Objective -
Look through the material and tally each line bearing the word "xlabel". Give only the total.

>> START Data shown

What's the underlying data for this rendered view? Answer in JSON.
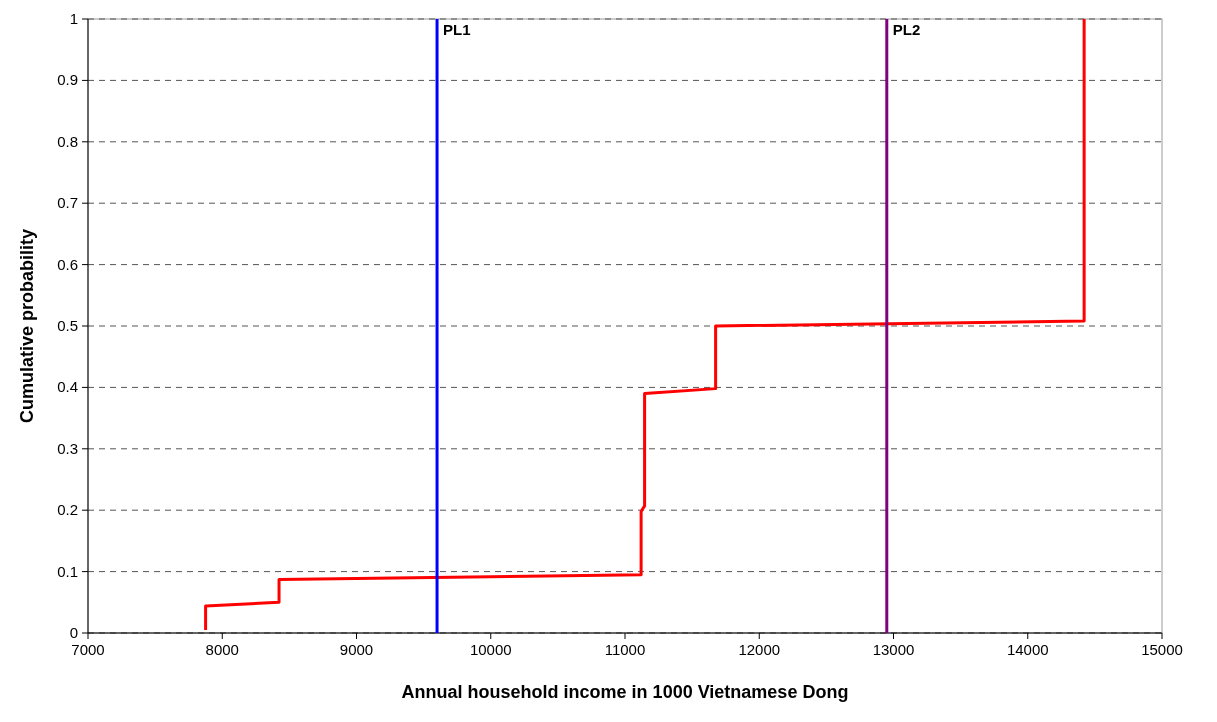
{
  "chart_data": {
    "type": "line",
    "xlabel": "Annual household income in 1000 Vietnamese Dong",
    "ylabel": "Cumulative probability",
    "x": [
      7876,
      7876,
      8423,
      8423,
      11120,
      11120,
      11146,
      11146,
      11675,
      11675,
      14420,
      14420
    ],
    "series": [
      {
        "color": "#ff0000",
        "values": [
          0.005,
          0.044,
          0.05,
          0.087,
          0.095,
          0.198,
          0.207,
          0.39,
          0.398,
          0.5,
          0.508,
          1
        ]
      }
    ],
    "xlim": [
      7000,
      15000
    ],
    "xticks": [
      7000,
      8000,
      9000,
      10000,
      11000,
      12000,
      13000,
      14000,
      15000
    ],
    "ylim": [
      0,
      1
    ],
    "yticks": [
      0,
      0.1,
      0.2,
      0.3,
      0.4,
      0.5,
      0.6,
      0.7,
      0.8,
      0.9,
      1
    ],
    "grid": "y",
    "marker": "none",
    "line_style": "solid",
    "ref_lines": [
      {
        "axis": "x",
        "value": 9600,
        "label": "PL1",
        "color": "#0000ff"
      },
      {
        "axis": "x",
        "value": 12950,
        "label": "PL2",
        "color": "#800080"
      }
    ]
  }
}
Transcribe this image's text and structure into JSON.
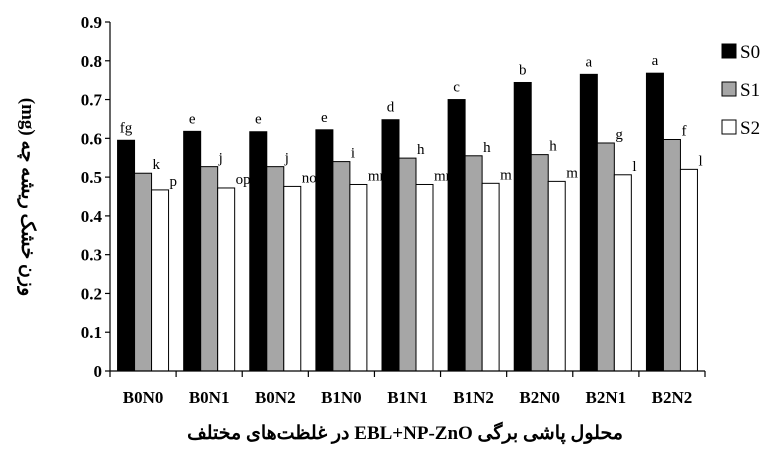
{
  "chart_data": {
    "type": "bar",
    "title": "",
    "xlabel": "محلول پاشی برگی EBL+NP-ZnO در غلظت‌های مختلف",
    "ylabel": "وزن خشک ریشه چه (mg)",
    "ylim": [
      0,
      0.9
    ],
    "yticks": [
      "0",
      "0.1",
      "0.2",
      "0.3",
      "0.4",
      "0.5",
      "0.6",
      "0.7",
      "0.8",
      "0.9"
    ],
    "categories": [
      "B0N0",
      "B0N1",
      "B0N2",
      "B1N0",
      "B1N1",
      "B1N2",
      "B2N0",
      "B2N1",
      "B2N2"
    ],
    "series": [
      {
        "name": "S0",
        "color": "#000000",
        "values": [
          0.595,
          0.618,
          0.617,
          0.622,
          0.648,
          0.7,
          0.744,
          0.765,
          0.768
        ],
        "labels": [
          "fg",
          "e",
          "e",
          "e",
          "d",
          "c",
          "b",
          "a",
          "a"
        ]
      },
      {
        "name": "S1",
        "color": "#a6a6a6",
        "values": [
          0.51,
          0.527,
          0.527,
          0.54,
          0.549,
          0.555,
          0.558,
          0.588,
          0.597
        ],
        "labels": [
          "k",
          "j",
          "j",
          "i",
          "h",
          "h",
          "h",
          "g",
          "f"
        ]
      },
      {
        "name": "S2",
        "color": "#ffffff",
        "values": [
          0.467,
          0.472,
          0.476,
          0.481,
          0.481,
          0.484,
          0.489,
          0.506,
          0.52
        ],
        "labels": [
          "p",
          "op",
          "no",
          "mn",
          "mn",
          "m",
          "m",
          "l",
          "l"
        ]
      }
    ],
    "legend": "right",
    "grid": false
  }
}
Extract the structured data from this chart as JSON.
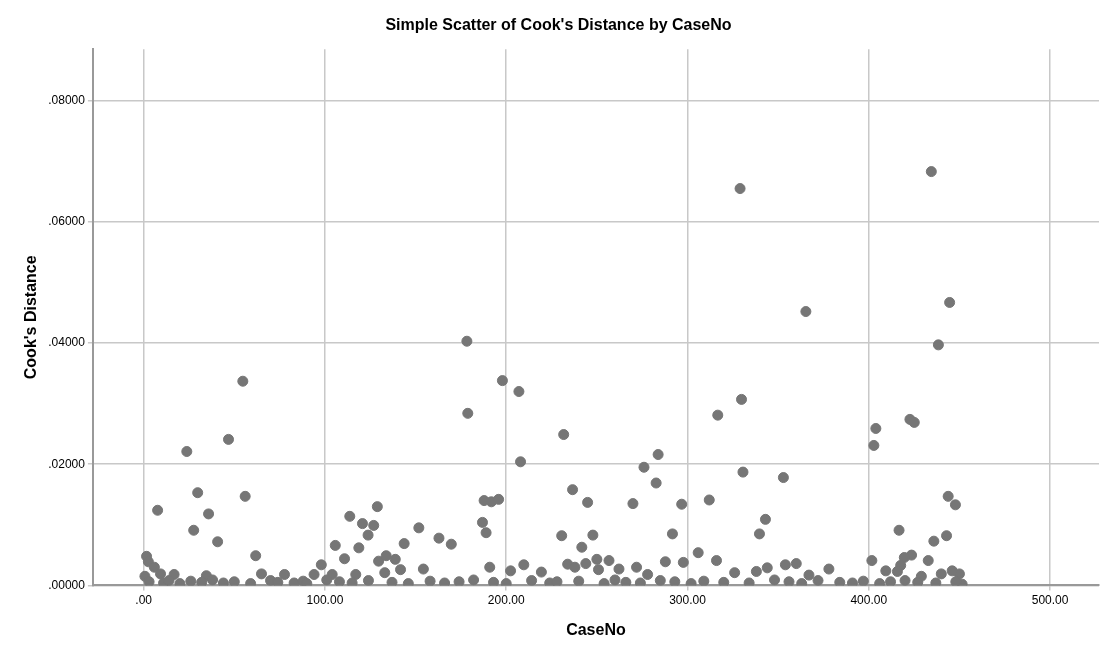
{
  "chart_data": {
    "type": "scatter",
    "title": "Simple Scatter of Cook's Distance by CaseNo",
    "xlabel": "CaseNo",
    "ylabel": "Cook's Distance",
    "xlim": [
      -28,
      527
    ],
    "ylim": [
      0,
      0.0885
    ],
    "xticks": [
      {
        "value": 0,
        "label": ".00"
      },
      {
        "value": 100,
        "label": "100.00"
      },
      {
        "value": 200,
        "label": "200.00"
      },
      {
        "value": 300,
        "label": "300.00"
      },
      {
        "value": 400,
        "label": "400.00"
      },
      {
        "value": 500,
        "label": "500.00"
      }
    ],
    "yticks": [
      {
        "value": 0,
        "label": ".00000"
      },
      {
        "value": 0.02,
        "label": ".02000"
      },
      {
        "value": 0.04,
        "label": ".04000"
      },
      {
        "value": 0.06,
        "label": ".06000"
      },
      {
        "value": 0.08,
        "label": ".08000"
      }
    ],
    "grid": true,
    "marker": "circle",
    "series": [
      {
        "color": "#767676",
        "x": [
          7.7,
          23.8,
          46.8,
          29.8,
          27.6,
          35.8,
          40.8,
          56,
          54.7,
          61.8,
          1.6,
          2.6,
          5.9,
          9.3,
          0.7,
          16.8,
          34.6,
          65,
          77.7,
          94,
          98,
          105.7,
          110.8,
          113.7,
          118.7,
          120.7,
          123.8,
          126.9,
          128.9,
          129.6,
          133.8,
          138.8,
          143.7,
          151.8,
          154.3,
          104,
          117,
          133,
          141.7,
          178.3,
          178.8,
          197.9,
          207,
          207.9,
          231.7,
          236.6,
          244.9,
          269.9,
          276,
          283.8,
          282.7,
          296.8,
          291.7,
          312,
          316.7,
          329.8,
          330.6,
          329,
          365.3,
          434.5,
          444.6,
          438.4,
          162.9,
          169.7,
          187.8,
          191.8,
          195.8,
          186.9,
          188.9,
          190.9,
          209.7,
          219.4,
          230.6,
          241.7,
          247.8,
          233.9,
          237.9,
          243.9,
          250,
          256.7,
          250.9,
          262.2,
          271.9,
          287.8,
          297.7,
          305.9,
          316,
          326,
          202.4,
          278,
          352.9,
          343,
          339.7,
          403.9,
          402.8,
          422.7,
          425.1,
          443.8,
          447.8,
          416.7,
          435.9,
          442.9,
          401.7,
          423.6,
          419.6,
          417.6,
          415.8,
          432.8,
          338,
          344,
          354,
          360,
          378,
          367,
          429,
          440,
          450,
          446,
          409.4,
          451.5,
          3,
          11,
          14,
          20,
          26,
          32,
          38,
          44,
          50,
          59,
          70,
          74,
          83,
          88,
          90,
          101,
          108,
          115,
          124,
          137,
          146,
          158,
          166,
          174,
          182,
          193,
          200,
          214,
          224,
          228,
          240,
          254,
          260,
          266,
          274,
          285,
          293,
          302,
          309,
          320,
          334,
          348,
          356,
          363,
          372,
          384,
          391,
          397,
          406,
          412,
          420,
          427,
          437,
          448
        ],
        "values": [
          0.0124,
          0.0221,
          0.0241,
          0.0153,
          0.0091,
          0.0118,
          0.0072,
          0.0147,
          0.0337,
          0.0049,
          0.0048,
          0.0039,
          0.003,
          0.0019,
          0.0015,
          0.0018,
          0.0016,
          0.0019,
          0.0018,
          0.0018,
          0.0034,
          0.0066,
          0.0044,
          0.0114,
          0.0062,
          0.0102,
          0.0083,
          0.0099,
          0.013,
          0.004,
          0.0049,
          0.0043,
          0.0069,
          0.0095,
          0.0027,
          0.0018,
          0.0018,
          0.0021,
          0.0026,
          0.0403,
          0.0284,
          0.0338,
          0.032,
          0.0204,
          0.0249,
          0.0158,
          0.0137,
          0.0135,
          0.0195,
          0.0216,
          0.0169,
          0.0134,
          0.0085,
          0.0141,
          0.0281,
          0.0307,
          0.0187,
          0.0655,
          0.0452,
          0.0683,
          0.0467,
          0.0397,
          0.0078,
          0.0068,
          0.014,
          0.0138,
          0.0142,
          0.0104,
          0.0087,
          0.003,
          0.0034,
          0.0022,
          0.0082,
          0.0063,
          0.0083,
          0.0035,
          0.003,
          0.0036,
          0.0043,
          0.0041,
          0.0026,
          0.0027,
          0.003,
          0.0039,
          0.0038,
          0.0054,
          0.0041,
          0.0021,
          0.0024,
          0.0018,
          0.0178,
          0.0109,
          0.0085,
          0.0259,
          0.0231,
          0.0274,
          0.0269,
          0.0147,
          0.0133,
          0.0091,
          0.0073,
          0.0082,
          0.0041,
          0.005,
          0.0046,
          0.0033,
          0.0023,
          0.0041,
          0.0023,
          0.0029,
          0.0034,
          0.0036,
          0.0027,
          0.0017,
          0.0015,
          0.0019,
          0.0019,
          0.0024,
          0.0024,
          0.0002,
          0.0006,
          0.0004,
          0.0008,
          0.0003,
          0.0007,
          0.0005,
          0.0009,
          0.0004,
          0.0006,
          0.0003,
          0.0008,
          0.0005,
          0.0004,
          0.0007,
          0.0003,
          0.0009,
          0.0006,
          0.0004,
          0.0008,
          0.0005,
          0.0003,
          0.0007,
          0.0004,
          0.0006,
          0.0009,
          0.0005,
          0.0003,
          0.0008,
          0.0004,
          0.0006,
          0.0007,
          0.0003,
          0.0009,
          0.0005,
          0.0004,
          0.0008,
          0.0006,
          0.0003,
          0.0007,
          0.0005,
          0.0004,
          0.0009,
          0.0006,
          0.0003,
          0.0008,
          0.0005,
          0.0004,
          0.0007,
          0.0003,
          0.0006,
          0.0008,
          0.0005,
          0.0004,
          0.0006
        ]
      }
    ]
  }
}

>> END Data shown

Task output -
3